## [Aim]
From the line that includes "Parse this screenshot: output" to the last line of the data, quote each line precisely; both boundary lines belong in the answer.

(Dataset rows about figures)
|---|

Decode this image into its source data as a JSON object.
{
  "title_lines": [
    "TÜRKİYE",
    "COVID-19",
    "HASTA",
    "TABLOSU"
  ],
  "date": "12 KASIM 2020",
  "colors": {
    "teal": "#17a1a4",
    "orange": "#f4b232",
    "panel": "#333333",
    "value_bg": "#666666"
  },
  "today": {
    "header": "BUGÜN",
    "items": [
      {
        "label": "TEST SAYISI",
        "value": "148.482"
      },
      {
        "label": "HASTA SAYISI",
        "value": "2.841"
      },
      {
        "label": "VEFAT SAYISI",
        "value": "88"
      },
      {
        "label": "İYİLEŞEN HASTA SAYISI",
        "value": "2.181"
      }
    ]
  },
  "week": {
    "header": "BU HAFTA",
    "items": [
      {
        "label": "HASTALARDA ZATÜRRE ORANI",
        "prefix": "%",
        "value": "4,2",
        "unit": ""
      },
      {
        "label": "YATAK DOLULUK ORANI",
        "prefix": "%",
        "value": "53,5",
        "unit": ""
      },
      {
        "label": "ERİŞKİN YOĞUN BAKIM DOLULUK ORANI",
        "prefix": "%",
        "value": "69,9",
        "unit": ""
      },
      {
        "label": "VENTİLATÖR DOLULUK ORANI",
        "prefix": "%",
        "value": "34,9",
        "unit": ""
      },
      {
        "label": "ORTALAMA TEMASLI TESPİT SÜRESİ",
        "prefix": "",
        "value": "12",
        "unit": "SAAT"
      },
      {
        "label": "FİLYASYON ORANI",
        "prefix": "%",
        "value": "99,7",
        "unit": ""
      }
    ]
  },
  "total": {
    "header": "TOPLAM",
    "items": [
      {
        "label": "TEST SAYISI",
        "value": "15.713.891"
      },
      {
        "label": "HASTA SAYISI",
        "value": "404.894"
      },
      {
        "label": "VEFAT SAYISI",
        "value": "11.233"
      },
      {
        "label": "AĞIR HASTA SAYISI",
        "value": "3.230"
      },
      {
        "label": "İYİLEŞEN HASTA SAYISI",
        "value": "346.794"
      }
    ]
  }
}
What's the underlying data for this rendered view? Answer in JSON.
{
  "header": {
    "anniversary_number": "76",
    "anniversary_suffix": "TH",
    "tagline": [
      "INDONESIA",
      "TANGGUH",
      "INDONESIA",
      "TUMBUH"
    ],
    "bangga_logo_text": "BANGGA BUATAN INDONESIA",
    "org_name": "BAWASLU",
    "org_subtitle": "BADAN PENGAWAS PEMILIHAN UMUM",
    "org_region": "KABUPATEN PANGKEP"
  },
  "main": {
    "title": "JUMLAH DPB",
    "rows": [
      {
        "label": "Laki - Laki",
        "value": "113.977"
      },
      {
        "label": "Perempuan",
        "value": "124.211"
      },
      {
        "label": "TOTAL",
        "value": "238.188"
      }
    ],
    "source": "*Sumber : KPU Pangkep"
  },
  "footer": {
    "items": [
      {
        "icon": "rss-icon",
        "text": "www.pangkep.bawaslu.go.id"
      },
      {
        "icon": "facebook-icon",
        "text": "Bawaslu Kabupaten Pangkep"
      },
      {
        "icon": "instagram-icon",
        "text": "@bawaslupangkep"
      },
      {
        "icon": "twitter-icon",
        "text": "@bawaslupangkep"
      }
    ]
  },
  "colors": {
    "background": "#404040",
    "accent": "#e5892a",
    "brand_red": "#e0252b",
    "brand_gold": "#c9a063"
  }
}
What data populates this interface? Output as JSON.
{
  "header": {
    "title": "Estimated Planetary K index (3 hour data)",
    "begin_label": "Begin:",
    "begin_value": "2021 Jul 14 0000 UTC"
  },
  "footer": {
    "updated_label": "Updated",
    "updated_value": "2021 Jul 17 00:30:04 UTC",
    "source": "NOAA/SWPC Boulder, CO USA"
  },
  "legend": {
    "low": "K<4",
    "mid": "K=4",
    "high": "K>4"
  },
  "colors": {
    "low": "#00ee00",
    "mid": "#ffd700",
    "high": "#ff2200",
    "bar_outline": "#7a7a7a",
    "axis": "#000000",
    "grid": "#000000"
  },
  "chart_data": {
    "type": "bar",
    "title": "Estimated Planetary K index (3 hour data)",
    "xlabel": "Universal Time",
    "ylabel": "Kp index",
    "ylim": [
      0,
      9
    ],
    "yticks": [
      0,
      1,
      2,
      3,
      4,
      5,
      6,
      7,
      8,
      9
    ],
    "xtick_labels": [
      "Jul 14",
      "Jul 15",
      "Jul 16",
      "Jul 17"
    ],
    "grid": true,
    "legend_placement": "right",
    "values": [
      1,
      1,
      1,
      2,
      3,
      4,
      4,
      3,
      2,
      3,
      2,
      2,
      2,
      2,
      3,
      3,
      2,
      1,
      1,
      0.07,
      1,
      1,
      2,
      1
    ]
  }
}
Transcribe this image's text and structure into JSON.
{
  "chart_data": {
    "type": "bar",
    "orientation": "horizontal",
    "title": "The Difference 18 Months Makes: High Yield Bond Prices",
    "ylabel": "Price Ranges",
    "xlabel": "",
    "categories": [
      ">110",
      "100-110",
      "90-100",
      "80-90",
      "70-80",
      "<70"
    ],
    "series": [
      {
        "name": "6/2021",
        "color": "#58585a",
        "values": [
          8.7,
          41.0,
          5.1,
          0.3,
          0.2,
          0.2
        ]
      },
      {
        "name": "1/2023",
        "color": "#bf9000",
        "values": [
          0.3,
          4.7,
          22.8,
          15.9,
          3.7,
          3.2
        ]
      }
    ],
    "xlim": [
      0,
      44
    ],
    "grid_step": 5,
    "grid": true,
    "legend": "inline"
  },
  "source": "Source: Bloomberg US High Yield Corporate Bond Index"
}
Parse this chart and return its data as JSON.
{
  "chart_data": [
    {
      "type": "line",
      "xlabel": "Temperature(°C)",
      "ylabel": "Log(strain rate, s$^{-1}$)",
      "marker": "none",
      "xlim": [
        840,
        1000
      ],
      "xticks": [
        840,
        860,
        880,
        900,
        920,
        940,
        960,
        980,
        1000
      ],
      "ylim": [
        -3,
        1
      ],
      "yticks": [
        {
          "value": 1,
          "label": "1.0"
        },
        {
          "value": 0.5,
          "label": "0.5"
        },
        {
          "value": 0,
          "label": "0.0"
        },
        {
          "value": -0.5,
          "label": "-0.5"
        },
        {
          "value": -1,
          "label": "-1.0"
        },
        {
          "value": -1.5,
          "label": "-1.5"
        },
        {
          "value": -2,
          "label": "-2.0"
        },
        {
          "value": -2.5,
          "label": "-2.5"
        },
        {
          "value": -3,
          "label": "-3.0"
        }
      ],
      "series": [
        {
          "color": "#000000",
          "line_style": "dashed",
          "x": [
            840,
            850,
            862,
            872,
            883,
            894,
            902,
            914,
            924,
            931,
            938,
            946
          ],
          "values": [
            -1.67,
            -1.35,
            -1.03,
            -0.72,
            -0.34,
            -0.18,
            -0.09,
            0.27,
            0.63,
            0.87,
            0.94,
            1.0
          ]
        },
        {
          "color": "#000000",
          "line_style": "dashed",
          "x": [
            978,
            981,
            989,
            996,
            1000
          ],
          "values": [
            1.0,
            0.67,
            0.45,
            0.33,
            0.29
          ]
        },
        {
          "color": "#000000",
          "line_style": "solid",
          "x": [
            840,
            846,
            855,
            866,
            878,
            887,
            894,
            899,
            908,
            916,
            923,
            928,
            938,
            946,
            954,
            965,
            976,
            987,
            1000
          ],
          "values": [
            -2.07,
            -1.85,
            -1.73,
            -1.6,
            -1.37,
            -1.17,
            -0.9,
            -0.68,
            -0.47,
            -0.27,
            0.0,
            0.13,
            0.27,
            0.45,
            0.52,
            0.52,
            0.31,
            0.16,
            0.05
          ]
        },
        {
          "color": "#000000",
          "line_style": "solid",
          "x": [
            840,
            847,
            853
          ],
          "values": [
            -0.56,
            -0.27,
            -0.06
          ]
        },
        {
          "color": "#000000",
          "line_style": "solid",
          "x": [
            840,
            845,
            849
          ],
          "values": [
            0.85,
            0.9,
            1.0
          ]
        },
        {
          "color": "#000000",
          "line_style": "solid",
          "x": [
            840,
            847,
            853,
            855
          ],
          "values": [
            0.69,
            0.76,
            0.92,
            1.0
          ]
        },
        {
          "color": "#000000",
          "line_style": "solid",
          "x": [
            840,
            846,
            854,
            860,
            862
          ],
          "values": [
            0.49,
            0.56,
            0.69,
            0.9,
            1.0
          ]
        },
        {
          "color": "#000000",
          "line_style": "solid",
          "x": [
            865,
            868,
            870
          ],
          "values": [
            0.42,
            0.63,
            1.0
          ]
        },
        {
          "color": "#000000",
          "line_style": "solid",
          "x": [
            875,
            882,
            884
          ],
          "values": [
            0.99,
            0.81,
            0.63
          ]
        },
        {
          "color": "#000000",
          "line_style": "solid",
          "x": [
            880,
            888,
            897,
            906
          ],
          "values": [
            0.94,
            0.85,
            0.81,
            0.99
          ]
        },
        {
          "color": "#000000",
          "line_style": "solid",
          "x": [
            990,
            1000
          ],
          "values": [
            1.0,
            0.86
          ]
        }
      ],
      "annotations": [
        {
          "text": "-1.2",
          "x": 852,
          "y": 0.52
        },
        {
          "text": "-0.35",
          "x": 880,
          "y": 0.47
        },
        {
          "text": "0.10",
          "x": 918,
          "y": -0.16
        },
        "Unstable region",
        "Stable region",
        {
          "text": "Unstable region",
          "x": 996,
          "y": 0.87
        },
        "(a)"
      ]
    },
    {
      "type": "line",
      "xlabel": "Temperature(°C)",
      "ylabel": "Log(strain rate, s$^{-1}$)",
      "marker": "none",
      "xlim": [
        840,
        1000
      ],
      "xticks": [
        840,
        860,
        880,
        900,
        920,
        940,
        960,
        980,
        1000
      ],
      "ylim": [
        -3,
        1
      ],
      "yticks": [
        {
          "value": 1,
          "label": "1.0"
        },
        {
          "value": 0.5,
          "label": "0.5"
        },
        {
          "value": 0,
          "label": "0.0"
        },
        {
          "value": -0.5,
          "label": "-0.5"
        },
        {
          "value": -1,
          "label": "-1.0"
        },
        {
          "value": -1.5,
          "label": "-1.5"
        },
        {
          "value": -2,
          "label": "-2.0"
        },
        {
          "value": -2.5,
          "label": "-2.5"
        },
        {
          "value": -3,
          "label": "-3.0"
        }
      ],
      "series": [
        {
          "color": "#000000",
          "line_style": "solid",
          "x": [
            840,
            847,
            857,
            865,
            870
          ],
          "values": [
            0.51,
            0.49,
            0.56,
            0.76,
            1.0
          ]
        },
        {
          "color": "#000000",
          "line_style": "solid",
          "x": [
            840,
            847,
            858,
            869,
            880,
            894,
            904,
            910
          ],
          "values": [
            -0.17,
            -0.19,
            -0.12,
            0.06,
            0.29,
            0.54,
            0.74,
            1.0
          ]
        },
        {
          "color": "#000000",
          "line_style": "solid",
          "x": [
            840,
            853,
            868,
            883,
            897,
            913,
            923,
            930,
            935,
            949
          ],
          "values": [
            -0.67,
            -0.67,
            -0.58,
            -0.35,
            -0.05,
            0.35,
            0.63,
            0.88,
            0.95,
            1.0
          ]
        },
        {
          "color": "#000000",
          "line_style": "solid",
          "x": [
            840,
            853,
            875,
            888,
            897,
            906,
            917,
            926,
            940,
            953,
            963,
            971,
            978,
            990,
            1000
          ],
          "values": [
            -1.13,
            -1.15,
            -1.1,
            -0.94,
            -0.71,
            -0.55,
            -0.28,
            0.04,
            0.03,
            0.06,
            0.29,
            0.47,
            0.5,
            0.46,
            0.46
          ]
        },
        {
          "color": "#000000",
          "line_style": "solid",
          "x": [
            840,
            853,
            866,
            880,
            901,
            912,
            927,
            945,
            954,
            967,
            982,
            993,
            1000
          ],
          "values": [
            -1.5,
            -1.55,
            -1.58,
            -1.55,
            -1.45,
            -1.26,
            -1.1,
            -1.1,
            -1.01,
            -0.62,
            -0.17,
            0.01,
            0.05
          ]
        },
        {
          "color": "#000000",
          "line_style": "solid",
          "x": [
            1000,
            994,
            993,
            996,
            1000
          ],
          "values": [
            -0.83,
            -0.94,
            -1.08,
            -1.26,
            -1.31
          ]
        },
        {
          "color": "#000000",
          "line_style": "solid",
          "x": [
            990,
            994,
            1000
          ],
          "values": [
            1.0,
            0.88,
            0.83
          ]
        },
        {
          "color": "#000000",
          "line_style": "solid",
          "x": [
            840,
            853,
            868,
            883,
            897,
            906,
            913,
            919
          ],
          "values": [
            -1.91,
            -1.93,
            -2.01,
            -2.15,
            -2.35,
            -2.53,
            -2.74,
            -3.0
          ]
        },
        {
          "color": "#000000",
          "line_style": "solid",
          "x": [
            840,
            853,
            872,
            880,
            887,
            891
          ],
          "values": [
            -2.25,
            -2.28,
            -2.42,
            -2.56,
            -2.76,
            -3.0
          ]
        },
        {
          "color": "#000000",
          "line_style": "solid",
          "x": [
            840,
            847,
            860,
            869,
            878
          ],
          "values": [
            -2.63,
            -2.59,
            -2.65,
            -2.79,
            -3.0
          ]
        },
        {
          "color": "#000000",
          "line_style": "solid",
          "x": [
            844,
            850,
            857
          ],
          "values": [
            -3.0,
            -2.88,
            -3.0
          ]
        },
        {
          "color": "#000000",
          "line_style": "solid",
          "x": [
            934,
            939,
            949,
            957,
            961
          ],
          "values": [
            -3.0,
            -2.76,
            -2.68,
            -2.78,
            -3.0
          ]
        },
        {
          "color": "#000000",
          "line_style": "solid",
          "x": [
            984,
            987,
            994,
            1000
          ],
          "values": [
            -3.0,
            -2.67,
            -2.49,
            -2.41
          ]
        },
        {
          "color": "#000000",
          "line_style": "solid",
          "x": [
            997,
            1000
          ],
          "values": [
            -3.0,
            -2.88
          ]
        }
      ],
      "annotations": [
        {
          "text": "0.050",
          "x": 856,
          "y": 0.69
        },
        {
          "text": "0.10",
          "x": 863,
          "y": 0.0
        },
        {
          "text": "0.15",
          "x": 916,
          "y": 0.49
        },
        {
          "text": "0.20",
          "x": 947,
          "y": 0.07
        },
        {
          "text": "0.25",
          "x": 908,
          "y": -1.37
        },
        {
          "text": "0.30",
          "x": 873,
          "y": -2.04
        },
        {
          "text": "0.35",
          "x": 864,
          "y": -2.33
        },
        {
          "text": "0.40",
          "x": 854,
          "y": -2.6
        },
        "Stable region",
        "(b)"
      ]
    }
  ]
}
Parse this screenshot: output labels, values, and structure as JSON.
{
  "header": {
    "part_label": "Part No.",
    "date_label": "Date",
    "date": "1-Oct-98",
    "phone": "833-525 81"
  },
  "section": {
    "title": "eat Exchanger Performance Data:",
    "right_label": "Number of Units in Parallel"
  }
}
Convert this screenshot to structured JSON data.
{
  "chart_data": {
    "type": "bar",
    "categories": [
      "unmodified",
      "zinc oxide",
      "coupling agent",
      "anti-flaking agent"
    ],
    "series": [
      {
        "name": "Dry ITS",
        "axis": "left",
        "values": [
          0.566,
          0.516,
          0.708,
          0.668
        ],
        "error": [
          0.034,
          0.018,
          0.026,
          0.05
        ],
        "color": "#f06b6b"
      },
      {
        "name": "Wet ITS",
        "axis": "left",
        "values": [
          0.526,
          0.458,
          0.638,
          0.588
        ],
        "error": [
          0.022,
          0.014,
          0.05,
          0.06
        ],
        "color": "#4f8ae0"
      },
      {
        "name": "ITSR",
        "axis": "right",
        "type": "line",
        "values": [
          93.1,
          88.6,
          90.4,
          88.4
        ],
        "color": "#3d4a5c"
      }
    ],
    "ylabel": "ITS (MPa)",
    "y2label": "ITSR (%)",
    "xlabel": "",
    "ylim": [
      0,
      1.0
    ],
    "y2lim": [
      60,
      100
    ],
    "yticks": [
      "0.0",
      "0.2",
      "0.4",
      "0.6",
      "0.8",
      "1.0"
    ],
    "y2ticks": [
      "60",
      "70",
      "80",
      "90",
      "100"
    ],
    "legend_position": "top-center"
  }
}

|---|

## [Final result]
Parse this screenshot: output labels, values, and structure as JSON.
{
  "header": {
    "part_label": "Part No.",
    "date_label": "Date",
    "date": "1-Oct-98",
    "phone": "833-525 81"
  },
  "section": {
    "title": "eat Exchanger Performance Data:",
    "right_label": "Number of Units in Parallel"
  }
}
Convert this screenshot to structured JSON data.
{
  "chart_data": {
    "type": "bar",
    "categories": [
      "unmodified",
      "zinc oxide",
      "coupling agent",
      "anti-flaking agent"
    ],
    "series": [
      {
        "name": "Dry ITS",
        "axis": "left",
        "values": [
          0.566,
          0.516,
          0.708,
          0.668
        ],
        "error": [
          0.034,
          0.018,
          0.026,
          0.05
        ],
        "color": "#f06b6b"
      },
      {
        "name": "Wet ITS",
        "axis": "left",
        "values": [
          0.526,
          0.458,
          0.638,
          0.588
        ],
        "error": [
          0.022,
          0.014,
          0.05,
          0.06
        ],
        "color": "#4f8ae0"
      },
      {
        "name": "ITSR",
        "axis": "right",
        "type": "line",
        "values": [
          93.1,
          88.6,
          90.4,
          88.4
        ],
        "color": "#3d4a5c"
      }
    ],
    "ylabel": "ITS (MPa)",
    "y2label": "ITSR (%)",
    "xlabel": "",
    "ylim": [
      0,
      1.0
    ],
    "y2lim": [
      60,
      100
    ],
    "yticks": [
      "0.0",
      "0.2",
      "0.4",
      "0.6",
      "0.8",
      "1.0"
    ],
    "y2ticks": [
      "60",
      "70",
      "80",
      "90",
      "100"
    ],
    "legend_position": "top-center"
  }
}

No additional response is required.